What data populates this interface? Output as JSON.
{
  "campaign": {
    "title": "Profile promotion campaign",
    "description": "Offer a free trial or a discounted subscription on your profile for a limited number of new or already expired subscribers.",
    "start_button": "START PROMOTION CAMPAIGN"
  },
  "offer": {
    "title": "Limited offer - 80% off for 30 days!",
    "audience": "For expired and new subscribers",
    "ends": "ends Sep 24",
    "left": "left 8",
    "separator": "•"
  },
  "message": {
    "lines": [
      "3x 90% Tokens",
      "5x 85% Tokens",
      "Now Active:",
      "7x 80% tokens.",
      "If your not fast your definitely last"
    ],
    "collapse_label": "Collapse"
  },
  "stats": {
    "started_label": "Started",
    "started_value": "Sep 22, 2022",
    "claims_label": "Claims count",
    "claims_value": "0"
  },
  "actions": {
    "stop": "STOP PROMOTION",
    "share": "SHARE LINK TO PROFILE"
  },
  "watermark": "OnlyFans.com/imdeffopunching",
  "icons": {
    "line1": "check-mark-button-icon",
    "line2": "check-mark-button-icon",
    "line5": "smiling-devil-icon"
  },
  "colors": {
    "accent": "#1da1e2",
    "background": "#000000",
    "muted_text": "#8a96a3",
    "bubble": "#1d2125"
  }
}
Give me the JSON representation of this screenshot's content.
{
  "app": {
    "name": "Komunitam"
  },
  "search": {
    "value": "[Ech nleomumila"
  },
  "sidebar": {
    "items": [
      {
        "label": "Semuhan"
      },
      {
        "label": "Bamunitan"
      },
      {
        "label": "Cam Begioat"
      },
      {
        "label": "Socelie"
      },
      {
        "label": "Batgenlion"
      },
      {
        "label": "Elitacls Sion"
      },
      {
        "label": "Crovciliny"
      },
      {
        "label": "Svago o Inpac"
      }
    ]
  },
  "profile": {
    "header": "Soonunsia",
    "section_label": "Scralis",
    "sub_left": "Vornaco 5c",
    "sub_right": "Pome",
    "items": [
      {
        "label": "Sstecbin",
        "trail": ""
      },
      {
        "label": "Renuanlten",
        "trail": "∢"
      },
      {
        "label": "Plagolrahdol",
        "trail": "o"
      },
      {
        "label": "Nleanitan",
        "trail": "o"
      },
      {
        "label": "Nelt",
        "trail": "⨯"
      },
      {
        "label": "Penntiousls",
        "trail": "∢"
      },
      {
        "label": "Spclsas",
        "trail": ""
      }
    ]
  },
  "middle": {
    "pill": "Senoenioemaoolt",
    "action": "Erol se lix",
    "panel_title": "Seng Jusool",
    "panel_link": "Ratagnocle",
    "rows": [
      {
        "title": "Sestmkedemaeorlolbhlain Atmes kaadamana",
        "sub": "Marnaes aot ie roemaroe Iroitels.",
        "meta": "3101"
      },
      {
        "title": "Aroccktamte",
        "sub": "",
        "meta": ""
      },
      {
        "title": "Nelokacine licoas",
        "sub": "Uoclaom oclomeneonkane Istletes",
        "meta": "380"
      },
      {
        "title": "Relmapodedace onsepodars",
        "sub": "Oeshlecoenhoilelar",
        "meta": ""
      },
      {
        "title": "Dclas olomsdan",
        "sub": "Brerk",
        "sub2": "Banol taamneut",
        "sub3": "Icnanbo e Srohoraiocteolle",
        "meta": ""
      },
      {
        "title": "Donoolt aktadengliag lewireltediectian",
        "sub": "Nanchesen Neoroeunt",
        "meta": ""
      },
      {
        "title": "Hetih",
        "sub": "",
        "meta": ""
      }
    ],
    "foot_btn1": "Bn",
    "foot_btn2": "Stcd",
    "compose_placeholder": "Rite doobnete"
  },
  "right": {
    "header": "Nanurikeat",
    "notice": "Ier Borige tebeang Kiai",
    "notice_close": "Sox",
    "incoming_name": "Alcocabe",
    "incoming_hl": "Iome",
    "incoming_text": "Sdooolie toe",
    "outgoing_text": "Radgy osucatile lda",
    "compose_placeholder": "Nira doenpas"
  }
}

=======

Task instructions: Send back every record, precisely as written.

Response below:
What data populates this interface? Output as JSON.
{
  "campaign": {
    "title": "Profile promotion campaign",
    "description": "Offer a free trial or a discounted subscription on your profile for a limited number of new or already expired subscribers.",
    "start_button": "START PROMOTION CAMPAIGN"
  },
  "offer": {
    "title": "Limited offer - 80% off for 30 days!",
    "audience": "For expired and new subscribers",
    "ends": "ends Sep 24",
    "left": "left 8",
    "separator": "•"
  },
  "message": {
    "lines": [
      "3x 90% Tokens",
      "5x 85% Tokens",
      "Now Active:",
      "7x 80% tokens.",
      "If your not fast your definitely last"
    ],
    "collapse_label": "Collapse"
  },
  "stats": {
    "started_label": "Started",
    "started_value": "Sep 22, 2022",
    "claims_label": "Claims count",
    "claims_value": "0"
  },
  "actions": {
    "stop": "STOP PROMOTION",
    "share": "SHARE LINK TO PROFILE"
  },
  "watermark": "OnlyFans.com/imdeffopunching",
  "icons": {
    "line1": "check-mark-button-icon",
    "line2": "check-mark-button-icon",
    "line5": "smiling-devil-icon"
  },
  "colors": {
    "accent": "#1da1e2",
    "background": "#000000",
    "muted_text": "#8a96a3",
    "bubble": "#1d2125"
  }
}
Give me the JSON representation of this screenshot's content.
{
  "app": {
    "name": "Komunitam"
  },
  "search": {
    "value": "[Ech nleomumila"
  },
  "sidebar": {
    "items": [
      {
        "label": "Semuhan"
      },
      {
        "label": "Bamunitan"
      },
      {
        "label": "Cam Begioat"
      },
      {
        "label": "Socelie"
      },
      {
        "label": "Batgenlion"
      },
      {
        "label": "Elitacls Sion"
      },
      {
        "label": "Crovciliny"
      },
      {
        "label": "Svago o Inpac"
      }
    ]
  },
  "profile": {
    "header": "Soonunsia",
    "section_label": "Scralis",
    "sub_left": "Vornaco 5c",
    "sub_right": "Pome",
    "items": [
      {
        "label": "Sstecbin",
        "trail": ""
      },
      {
        "label": "Renuanlten",
        "trail": "∢"
      },
      {
        "label": "Plagolrahdol",
        "trail": "o"
      },
      {
        "label": "Nleanitan",
        "trail": "o"
      },
      {
        "label": "Nelt",
        "trail": "⨯"
      },
      {
        "label": "Penntiousls",
        "trail": "∢"
      },
      {
        "label": "Spclsas",
        "trail": ""
      }
    ]
  },
  "middle": {
    "pill": "Senoenioemaoolt",
    "action": "Erol se lix",
    "panel_title": "Seng Jusool",
    "panel_link": "Ratagnocle",
    "rows": [
      {
        "title": "Sestmkedemaeorlolbhlain Atmes kaadamana",
        "sub": "Marnaes aot ie roemaroe Iroitels.",
        "meta": "3101"
      },
      {
        "title": "Aroccktamte",
        "sub": "",
        "meta": ""
      },
      {
        "title": "Nelokacine licoas",
        "sub": "Uoclaom oclomeneonkane Istletes",
        "meta": "380"
      },
      {
        "title": "Relmapodedace onsepodars",
        "sub": "Oeshlecoenhoilelar",
        "meta": ""
      },
      {
        "title": "Dclas olomsdan",
        "sub": "Brerk",
        "sub2": "Banol taamneut",
        "sub3": "Icnanbo e Srohoraiocteolle",
        "meta": ""
      },
      {
        "title": "Donoolt aktadengliag lewireltediectian",
        "sub": "Nanchesen Neoroeunt",
        "meta": ""
      },
      {
        "title": "Hetih",
        "sub": "",
        "meta": ""
      }
    ],
    "foot_btn1": "Bn",
    "foot_btn2": "Stcd",
    "compose_placeholder": "Rite doobnete"
  },
  "right": {
    "header": "Nanurikeat",
    "notice": "Ier Borige tebeang Kiai",
    "notice_close": "Sox",
    "incoming_name": "Alcocabe",
    "incoming_hl": "Iome",
    "incoming_text": "Sdooolie toe",
    "outgoing_text": "Radgy osucatile lda",
    "compose_placeholder": "Nira doenpas"
  }
}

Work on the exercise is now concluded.